▶ Text excerpt
::::
Intrastate invasives

For the first time ever, aquatic invasive species were found in Wyoming’s largest body of water. Curly pondweed and New Zealand mudsnails were detected and verified in Flaming Gorge Reservoir in southwest Wyoming last summer. Both species were reported to the Wyoming Game and Fish Department from vigilant members of the public — and they are species of AIS that are already present in the state. Nonetheless, the discovery confirms that as much effort the department makes to keep AIS out — they are still spreading within Wyoming’s borders. It’s a call for more diligence from all recreationalists to take care of one of the state’s most prized resources — water.

In 2021 Game and Fish AIS personnel inspected more than 68,000 watercraft at check stations throughout Wyoming, which included 924 decontaminations. The goal of the inspection program is to keep AIS out of the state and to limit the spread within its boundaries, with a larger focus on preventing destructive zebra and quagga mussels from sneaking on a boat. Mussels  have not been found in any natural water in Wyoming to date. However, the discovery of curly pondweed and New Zealand mudsnails in Flaming Gorge is the latest example that AIS can and is being transported within state boundaries. This isn’t a new concern for Game and Fish, but it hammers home the issue since these were found in Wyoming’s largest reservoir, which features a diverse fishery and is popular among boaters and outdoor enthusiasts.
::::
▶ Exercise task 1
According to the Wyoming invasives article, why does the discovery of curly pondweed and New Zealand mudsnails in Flaming Gorge "hammer home the issue" for Game and Fish? Answer in one to three sentences.
▶ Exercise task 2
Write out the passage of the Wyoming invasives article starting with "Intrastate invasives" and going on through "resources — water.".
The material that follows is separate from the Wyoming invasives article.
::::
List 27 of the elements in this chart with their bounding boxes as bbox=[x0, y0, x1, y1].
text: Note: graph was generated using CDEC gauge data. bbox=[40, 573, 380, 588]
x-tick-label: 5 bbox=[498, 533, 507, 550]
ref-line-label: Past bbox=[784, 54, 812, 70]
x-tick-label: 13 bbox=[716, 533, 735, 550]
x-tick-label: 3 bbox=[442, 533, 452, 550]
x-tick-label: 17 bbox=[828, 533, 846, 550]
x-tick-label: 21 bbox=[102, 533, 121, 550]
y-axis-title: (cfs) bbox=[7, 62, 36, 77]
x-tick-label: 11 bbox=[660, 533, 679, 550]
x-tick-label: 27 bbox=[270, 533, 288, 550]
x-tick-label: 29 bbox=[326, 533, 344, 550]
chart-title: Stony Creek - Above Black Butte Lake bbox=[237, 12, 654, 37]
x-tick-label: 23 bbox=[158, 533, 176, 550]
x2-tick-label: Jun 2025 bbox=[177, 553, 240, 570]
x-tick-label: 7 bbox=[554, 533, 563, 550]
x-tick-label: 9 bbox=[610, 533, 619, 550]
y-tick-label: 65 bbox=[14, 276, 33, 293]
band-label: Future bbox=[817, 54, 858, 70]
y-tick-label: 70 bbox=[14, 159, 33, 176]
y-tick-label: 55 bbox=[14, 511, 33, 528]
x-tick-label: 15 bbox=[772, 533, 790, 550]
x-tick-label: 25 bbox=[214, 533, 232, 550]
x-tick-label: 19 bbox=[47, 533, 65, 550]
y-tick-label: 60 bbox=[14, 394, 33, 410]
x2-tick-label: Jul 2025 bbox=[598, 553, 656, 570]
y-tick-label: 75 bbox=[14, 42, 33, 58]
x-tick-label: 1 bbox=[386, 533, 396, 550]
::::
▶ Worked answer 1
The species were found in Wyoming's largest reservoir, which has a diverse fishery and is popular with boaters and outdoor enthusiasts. The find is also the latest example that aquatic invasive species can be, and are being, moved within the state's borders.

▶ Worked answer 2
Intrastate invasives

For the first time ever, aquatic invasive species were found in Wyoming’s largest body of water. Curly pondweed and New Zealand mudsnails were detected and verified in Flaming Gorge Reservoir in southwest Wyoming last summer. Both species were reported to the Wyoming Game and Fish Department from vigilant members of the public — and they are species of AIS that are already present in the state. Nonetheless, the discovery confirms that as much effort the department makes to keep AIS out — they are still spreading within Wyoming’s borders. It’s a call for more diligence from all recreationalists to take care of one of the state’s most prized resources — water.